* RECORDS FOR THE EXERCISE:
——————————

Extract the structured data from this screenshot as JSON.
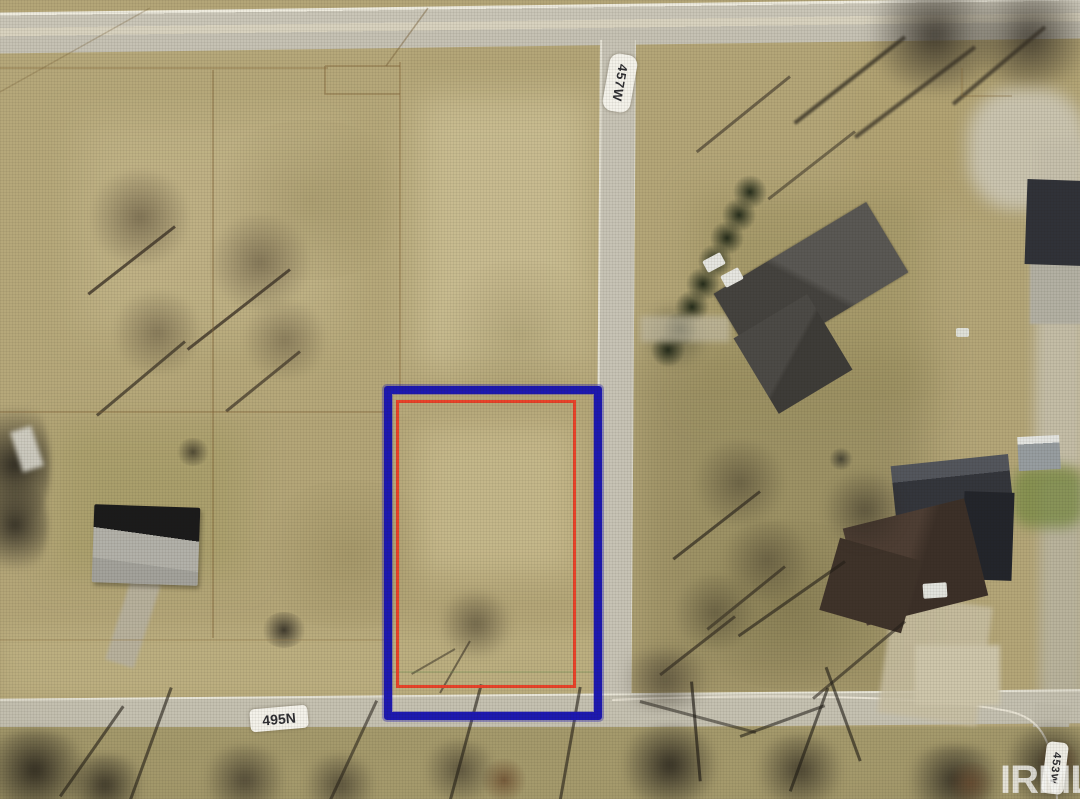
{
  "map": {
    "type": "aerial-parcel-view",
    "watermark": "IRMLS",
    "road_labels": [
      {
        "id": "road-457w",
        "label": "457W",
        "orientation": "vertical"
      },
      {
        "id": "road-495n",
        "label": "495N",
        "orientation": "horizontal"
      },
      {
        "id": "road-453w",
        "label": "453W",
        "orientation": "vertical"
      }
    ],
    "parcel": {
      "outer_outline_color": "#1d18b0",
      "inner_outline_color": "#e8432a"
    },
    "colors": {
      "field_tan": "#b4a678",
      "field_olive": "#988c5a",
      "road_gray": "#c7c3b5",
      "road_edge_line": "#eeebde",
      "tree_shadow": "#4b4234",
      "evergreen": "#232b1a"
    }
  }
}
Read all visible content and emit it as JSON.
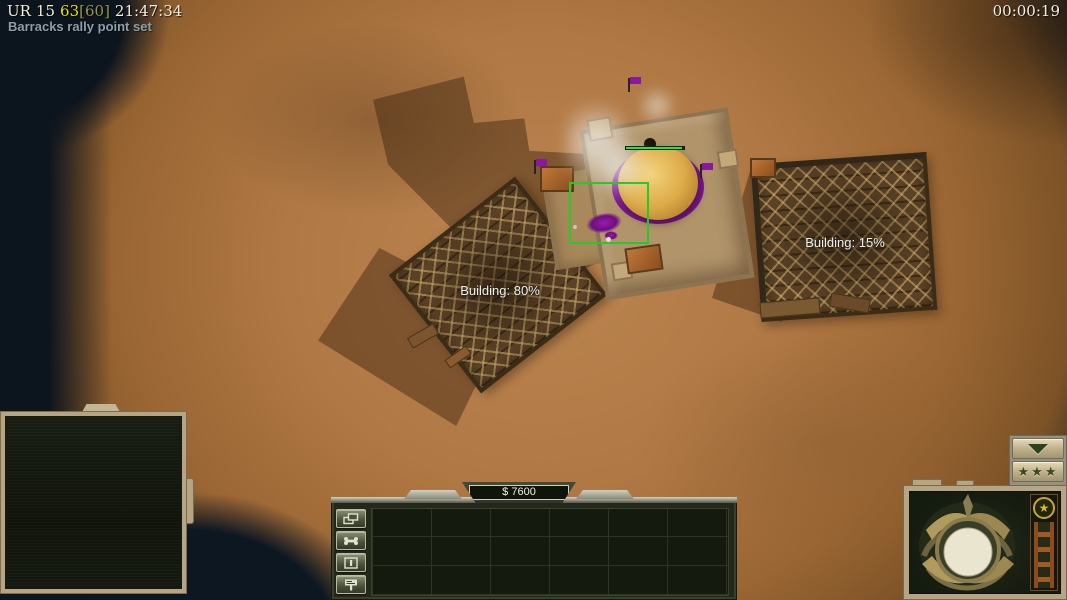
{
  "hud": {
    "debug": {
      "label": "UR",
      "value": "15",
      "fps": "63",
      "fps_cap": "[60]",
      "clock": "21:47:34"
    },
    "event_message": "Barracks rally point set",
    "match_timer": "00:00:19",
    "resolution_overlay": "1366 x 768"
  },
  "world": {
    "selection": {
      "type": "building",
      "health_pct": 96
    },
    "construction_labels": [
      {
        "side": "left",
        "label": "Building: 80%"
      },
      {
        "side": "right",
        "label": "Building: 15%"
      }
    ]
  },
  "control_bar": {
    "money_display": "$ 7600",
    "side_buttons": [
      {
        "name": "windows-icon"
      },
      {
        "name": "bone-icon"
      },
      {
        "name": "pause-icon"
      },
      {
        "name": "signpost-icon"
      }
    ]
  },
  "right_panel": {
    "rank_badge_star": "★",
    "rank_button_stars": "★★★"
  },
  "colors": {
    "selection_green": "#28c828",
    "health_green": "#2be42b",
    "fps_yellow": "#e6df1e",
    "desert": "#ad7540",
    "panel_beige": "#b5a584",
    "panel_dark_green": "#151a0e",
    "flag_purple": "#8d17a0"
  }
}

——————————

Copy each line of the data above that holds "JSON".

* SOLUTION FOR THIS PROBLEM:
Extract the structured data from this screenshot as JSON.
Read all visible content and emit it as JSON.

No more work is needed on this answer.